[GIVEN REQUEST]
Reproduce the records below word for word, every line of each one, with nothing added, dropped, or changed.

[GIVEN RECORDS]
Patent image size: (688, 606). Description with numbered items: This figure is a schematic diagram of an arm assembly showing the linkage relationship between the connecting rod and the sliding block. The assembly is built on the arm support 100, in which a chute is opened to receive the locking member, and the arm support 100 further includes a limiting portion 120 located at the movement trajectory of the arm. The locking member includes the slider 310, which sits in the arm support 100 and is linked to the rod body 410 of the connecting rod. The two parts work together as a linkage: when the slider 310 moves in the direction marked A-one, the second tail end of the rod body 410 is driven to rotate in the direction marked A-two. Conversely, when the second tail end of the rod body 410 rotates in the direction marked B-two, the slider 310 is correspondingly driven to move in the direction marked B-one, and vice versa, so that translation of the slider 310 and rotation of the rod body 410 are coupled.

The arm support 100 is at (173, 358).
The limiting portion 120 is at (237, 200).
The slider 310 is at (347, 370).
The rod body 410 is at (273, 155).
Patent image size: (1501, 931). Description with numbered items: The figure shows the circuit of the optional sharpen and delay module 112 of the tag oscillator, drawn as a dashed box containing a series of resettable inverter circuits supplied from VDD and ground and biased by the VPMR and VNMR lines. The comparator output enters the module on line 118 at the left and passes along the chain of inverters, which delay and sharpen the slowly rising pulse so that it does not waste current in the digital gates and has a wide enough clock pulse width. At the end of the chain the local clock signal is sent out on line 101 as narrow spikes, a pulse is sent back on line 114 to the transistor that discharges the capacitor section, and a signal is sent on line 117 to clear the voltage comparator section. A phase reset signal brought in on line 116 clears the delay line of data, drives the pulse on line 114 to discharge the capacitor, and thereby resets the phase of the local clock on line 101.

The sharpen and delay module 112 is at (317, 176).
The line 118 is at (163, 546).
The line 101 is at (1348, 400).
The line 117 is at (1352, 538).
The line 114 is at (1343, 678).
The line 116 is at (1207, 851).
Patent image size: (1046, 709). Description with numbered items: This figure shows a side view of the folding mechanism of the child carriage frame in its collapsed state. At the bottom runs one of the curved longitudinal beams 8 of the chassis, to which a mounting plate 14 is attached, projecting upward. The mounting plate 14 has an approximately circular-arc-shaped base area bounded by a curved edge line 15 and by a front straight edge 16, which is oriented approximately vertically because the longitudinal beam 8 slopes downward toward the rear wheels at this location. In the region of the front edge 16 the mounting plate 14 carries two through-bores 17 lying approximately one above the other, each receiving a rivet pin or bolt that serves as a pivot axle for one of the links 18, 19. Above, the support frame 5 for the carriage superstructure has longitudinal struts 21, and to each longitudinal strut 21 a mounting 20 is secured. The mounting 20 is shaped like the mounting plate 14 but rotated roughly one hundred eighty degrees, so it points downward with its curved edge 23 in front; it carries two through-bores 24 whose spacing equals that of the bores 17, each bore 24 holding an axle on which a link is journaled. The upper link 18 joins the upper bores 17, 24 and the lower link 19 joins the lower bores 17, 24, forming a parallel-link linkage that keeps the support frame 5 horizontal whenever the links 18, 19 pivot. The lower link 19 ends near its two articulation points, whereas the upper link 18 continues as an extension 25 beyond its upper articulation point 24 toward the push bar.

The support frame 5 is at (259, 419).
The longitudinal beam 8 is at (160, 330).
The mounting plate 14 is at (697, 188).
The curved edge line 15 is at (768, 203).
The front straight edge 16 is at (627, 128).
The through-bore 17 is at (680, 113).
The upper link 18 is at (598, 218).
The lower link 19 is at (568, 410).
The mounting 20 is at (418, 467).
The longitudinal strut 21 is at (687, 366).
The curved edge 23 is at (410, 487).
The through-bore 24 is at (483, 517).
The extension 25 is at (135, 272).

[PROBLEM SOLUTION]
Patent image size: (688, 606). Description with numbered items: This figure is a schematic diagram of an arm assembly showing the linkage relationship between the connecting rod and the sliding block. The assembly is built on the arm support 100, in which a chute is opened to receive the locking member, and the arm support 100 further includes a limiting portion 120 located at the movement trajectory of the arm. The locking member includes the slider 310, which sits in the arm support 100 and is linked to the rod body 410 of the connecting rod. The two parts work together as a linkage: when the slider 310 moves in the direction marked A-one, the second tail end of the rod body 410 is driven to rotate in the direction marked A-two. Conversely, when the second tail end of the rod body 410 rotates in the direction marked B-two, the slider 310 is correspondingly driven to move in the direction marked B-one, and vice versa, so that translation of the slider 310 and rotation of the rod body 410 are coupled.

The arm support 100 is at (173, 358).
The limiting portion 120 is at (237, 200).
The slider 310 is at (347, 370).
The rod body 410 is at (273, 155).
Patent image size: (1501, 931). Description with numbered items: The figure shows the circuit of the optional sharpen and delay module 112 of the tag oscillator, drawn as a dashed box containing a series of resettable inverter circuits supplied from VDD and ground and biased by the VPMR and VNMR lines. The comparator output enters the module on line 118 at the left and passes along the chain of inverters, which delay and sharpen the slowly rising pulse so that it does not waste current in the digital gates and has a wide enough clock pulse width. At the end of the chain the local clock signal is sent out on line 101 as narrow spikes, a pulse is sent back on line 114 to the transistor that discharges the capacitor section, and a signal is sent on line 117 to clear the voltage comparator section. A phase reset signal brought in on line 116 clears the delay line of data, drives the pulse on line 114 to discharge the capacitor, and thereby resets the phase of the local clock on line 101.

The sharpen and delay module 112 is at (317, 176).
The line 118 is at (163, 546).
The line 101 is at (1348, 400).
The line 117 is at (1352, 538).
The line 114 is at (1343, 678).
The line 116 is at (1207, 851).
Patent image size: (1046, 709). Description with numbered items: This figure shows a side view of the folding mechanism of the child carriage frame in its collapsed state. At the bottom runs one of the curved longitudinal beams 8 of the chassis, to which a mounting plate 14 is attached, projecting upward. The mounting plate 14 has an approximately circular-arc-shaped base area bounded by a curved edge line 15 and by a front straight edge 16, which is oriented approximately vertically because the longitudinal beam 8 slopes downward toward the rear wheels at this location. In the region of the front edge 16 the mounting plate 14 carries two through-bores 17 lying approximately one above the other, each receiving a rivet pin or bolt that serves as a pivot axle for one of the links 18, 19. Above, the support frame 5 for the carriage superstructure has longitudinal struts 21, and to each longitudinal strut 21 a mounting 20 is secured. The mounting 20 is shaped like the mounting plate 14 but rotated roughly one hundred eighty degrees, so it points downward with its curved edge 23 in front; it carries two through-bores 24 whose spacing equals that of the bores 17, each bore 24 holding an axle on which a link is journaled. The upper link 18 joins the upper bores 17, 24 and the lower link 19 joins the lower bores 17, 24, forming a parallel-link linkage that keeps the support frame 5 horizontal whenever the links 18, 19 pivot. The lower link 19 ends near its two articulation points, whereas the upper link 18 continues as an extension 25 beyond its upper articulation point 24 toward the push bar.

The support frame 5 is at (259, 419).
The longitudinal beam 8 is at (160, 330).
The mounting plate 14 is at (697, 188).
The curved edge line 15 is at (768, 203).
The front straight edge 16 is at (627, 128).
The through-bore 17 is at (680, 113).
The upper link 18 is at (598, 218).
The lower link 19 is at (568, 410).
The mounting 20 is at (418, 467).
The longitudinal strut 21 is at (687, 366).
The curved edge 23 is at (410, 487).
The through-bore 24 is at (483, 517).
The extension 25 is at (135, 272).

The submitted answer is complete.